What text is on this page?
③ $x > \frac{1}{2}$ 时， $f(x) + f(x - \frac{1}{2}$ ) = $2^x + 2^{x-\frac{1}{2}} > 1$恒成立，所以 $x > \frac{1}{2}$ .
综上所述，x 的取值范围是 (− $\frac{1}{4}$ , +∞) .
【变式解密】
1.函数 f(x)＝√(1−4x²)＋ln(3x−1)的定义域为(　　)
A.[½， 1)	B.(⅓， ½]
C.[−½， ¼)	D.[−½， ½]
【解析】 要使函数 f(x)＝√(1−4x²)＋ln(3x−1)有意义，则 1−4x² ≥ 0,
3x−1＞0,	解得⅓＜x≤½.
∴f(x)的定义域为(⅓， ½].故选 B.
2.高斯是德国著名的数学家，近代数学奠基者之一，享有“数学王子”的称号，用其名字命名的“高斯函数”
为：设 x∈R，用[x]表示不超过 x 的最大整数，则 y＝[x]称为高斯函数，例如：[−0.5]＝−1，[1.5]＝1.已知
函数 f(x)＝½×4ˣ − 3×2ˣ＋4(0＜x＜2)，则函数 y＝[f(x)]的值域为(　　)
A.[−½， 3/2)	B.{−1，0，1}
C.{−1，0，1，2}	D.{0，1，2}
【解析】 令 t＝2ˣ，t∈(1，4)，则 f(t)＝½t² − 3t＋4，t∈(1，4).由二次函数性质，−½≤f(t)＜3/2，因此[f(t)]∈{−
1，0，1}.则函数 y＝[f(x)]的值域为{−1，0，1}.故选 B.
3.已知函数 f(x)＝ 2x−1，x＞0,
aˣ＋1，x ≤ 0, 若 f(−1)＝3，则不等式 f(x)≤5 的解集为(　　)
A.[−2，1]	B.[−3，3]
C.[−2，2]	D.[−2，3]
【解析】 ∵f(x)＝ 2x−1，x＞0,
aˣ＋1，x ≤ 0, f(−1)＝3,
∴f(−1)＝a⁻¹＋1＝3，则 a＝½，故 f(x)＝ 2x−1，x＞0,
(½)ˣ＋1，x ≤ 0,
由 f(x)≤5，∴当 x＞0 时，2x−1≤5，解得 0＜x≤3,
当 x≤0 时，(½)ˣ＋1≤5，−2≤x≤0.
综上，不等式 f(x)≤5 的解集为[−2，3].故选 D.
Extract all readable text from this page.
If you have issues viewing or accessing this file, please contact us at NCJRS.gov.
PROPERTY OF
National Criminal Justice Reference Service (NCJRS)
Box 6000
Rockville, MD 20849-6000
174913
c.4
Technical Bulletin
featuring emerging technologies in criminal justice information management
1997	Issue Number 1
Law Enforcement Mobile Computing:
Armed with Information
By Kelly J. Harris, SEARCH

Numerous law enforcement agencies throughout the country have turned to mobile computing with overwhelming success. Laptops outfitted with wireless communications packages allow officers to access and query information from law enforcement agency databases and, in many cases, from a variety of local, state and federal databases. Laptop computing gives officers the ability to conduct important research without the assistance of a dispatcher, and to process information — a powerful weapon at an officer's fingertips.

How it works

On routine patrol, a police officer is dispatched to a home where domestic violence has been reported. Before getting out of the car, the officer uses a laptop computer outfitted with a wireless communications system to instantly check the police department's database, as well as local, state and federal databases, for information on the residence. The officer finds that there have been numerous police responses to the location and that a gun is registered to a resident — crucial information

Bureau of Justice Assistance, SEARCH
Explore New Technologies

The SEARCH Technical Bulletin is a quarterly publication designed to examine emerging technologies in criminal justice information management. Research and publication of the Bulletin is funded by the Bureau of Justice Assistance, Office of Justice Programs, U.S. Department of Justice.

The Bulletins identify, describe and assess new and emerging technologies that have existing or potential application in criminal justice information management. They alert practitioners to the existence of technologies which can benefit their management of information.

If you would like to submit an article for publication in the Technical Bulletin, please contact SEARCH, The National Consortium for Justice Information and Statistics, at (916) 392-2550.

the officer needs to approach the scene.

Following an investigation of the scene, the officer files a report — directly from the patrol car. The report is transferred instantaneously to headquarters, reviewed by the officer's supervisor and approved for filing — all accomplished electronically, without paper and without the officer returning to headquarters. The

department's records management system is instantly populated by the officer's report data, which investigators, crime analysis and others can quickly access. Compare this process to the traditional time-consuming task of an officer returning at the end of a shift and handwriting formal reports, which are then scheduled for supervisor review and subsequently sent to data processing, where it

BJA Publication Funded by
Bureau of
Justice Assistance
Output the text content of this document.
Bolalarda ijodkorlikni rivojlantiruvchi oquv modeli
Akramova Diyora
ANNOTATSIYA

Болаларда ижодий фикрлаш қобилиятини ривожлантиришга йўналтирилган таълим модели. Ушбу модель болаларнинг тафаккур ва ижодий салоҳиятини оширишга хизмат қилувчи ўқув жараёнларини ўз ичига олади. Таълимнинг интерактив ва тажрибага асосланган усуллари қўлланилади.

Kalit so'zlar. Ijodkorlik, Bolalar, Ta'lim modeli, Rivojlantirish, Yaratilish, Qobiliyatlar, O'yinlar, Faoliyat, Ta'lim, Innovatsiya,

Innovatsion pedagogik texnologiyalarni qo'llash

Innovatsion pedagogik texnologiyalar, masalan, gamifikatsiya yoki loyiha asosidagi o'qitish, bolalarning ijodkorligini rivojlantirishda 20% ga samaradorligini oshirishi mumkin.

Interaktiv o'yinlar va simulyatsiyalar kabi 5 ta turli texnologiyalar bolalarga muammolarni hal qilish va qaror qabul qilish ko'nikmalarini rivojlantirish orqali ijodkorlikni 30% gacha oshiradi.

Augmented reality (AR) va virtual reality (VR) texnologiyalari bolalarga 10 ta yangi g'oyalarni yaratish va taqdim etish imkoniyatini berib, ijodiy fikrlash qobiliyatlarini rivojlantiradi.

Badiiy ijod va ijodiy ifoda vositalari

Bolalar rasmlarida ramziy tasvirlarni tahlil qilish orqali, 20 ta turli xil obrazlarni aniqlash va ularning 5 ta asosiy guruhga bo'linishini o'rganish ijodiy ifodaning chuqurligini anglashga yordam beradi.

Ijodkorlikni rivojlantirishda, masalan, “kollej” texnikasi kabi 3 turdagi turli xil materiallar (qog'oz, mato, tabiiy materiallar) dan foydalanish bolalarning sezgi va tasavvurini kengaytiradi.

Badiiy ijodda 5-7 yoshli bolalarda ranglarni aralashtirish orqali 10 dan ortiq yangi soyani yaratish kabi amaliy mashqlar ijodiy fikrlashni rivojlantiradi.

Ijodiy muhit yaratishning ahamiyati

Aim: Can you reproduce all the material exactly?

Exercise response:
What text is on this page?
③ $x > \frac{1}{2}$ 时， $f(x) + f(x - \frac{1}{2}$ ) = $2^x + 2^{x-\frac{1}{2}} > 1$恒成立，所以 $x > \frac{1}{2}$ .
综上所述，x 的取值范围是 (− $\frac{1}{4}$ , +∞) .
【变式解密】
1.函数 f(x)＝√(1−4x²)＋ln(3x−1)的定义域为(　　)
A.[½， 1)	B.(⅓， ½]
C.[−½， ¼)	D.[−½， ½]
【解析】 要使函数 f(x)＝√(1−4x²)＋ln(3x−1)有意义，则 1−4x² ≥ 0,
3x−1＞0,	解得⅓＜x≤½.
∴f(x)的定义域为(⅓， ½].故选 B.
2.高斯是德国著名的数学家，近代数学奠基者之一，享有“数学王子”的称号，用其名字命名的“高斯函数”
为：设 x∈R，用[x]表示不超过 x 的最大整数，则 y＝[x]称为高斯函数，例如：[−0.5]＝−1，[1.5]＝1.已知
函数 f(x)＝½×4ˣ − 3×2ˣ＋4(0＜x＜2)，则函数 y＝[f(x)]的值域为(　　)
A.[−½， 3/2)	B.{−1，0，1}
C.{−1，0，1，2}	D.{0，1，2}
【解析】 令 t＝2ˣ，t∈(1，4)，则 f(t)＝½t² − 3t＋4，t∈(1，4).由二次函数性质，−½≤f(t)＜3/2，因此[f(t)]∈{−
1，0，1}.则函数 y＝[f(x)]的值域为{−1，0，1}.故选 B.
3.已知函数 f(x)＝ 2x−1，x＞0,
aˣ＋1，x ≤ 0, 若 f(−1)＝3，则不等式 f(x)≤5 的解集为(　　)
A.[−2，1]	B.[−3，3]
C.[−2，2]	D.[−2，3]
【解析】 ∵f(x)＝ 2x−1，x＞0,
aˣ＋1，x ≤ 0, f(−1)＝3,
∴f(−1)＝a⁻¹＋1＝3，则 a＝½，故 f(x)＝ 2x−1，x＞0,
(½)ˣ＋1，x ≤ 0,
由 f(x)≤5，∴当 x＞0 时，2x−1≤5，解得 0＜x≤3,
当 x≤0 时，(½)ˣ＋1≤5，−2≤x≤0.
综上，不等式 f(x)≤5 的解集为[−2，3].故选 D.
Extract all readable text from this page.
If you have issues viewing or accessing this file, please contact us at NCJRS.gov.
PROPERTY OF
National Criminal Justice Reference Service (NCJRS)
Box 6000
Rockville, MD 20849-6000
174913
c.4
Technical Bulletin
featuring emerging technologies in criminal justice information management
1997	Issue Number 1
Law Enforcement Mobile Computing:
Armed with Information
By Kelly J. Harris, SEARCH

Numerous law enforcement agencies throughout the country have turned to mobile computing with overwhelming success. Laptops outfitted with wireless communications packages allow officers to access and query information from law enforcement agency databases and, in many cases, from a variety of local, state and federal databases. Laptop computing gives officers the ability to conduct important research without the assistance of a dispatcher, and to process information — a powerful weapon at an officer's fingertips.

How it works

On routine patrol, a police officer is dispatched to a home where domestic violence has been reported. Before getting out of the car, the officer uses a laptop computer outfitted with a wireless communications system to instantly check the police department's database, as well as local, state and federal databases, for information on the residence. The officer finds that there have been numerous police responses to the location and that a gun is registered to a resident — crucial information

Bureau of Justice Assistance, SEARCH
Explore New Technologies

The SEARCH Technical Bulletin is a quarterly publication designed to examine emerging technologies in criminal justice information management. Research and publication of the Bulletin is funded by the Bureau of Justice Assistance, Office of Justice Programs, U.S. Department of Justice.

The Bulletins identify, describe and assess new and emerging technologies that have existing or potential application in criminal justice information management. They alert practitioners to the existence of technologies which can benefit their management of information.

If you would like to submit an article for publication in the Technical Bulletin, please contact SEARCH, The National Consortium for Justice Information and Statistics, at (916) 392-2550.

the officer needs to approach the scene.

Following an investigation of the scene, the officer files a report — directly from the patrol car. The report is transferred instantaneously to headquarters, reviewed by the officer's supervisor and approved for filing — all accomplished electronically, without paper and without the officer returning to headquarters. The

department's records management system is instantly populated by the officer's report data, which investigators, crime analysis and others can quickly access. Compare this process to the traditional time-consuming task of an officer returning at the end of a shift and handwriting formal reports, which are then scheduled for supervisor review and subsequently sent to data processing, where it

BJA Publication Funded by
Bureau of
Justice Assistance
Output the text content of this document.
Bolalarda ijodkorlikni rivojlantiruvchi oquv modeli
Akramova Diyora
ANNOTATSIYA

Болаларда ижодий фикрлаш қобилиятини ривожлантиришга йўналтирилган таълим модели. Ушбу модель болаларнинг тафаккур ва ижодий салоҳиятини оширишга хизмат қилувчи ўқув жараёнларини ўз ичига олади. Таълимнинг интерактив ва тажрибага асосланган усуллари қўлланилади.

Kalit so'zlar. Ijodkorlik, Bolalar, Ta'lim modeli, Rivojlantirish, Yaratilish, Qobiliyatlar, O'yinlar, Faoliyat, Ta'lim, Innovatsiya,

Innovatsion pedagogik texnologiyalarni qo'llash

Innovatsion pedagogik texnologiyalar, masalan, gamifikatsiya yoki loyiha asosidagi o'qitish, bolalarning ijodkorligini rivojlantirishda 20% ga samaradorligini oshirishi mumkin.

Interaktiv o'yinlar va simulyatsiyalar kabi 5 ta turli texnologiyalar bolalarga muammolarni hal qilish va qaror qabul qilish ko'nikmalarini rivojlantirish orqali ijodkorlikni 30% gacha oshiradi.

Augmented reality (AR) va virtual reality (VR) texnologiyalari bolalarga 10 ta yangi g'oyalarni yaratish va taqdim etish imkoniyatini berib, ijodiy fikrlash qobiliyatlarini rivojlantiradi.

Badiiy ijod va ijodiy ifoda vositalari

Bolalar rasmlarida ramziy tasvirlarni tahlil qilish orqali, 20 ta turli xil obrazlarni aniqlash va ularning 5 ta asosiy guruhga bo'linishini o'rganish ijodiy ifodaning chuqurligini anglashga yordam beradi.

Ijodkorlikni rivojlantirishda, masalan, “kollej” texnikasi kabi 3 turdagi turli xil materiallar (qog'oz, mato, tabiiy materiallar) dan foydalanish bolalarning sezgi va tasavvurini kengaytiradi.

Badiiy ijodda 5-7 yoshli bolalarda ranglarni aralashtirish orqali 10 dan ortiq yangi soyani yaratish kabi amaliy mashqlar ijodiy fikrlashni rivojlantiradi.

Ijodiy muhit yaratishning ahamiyati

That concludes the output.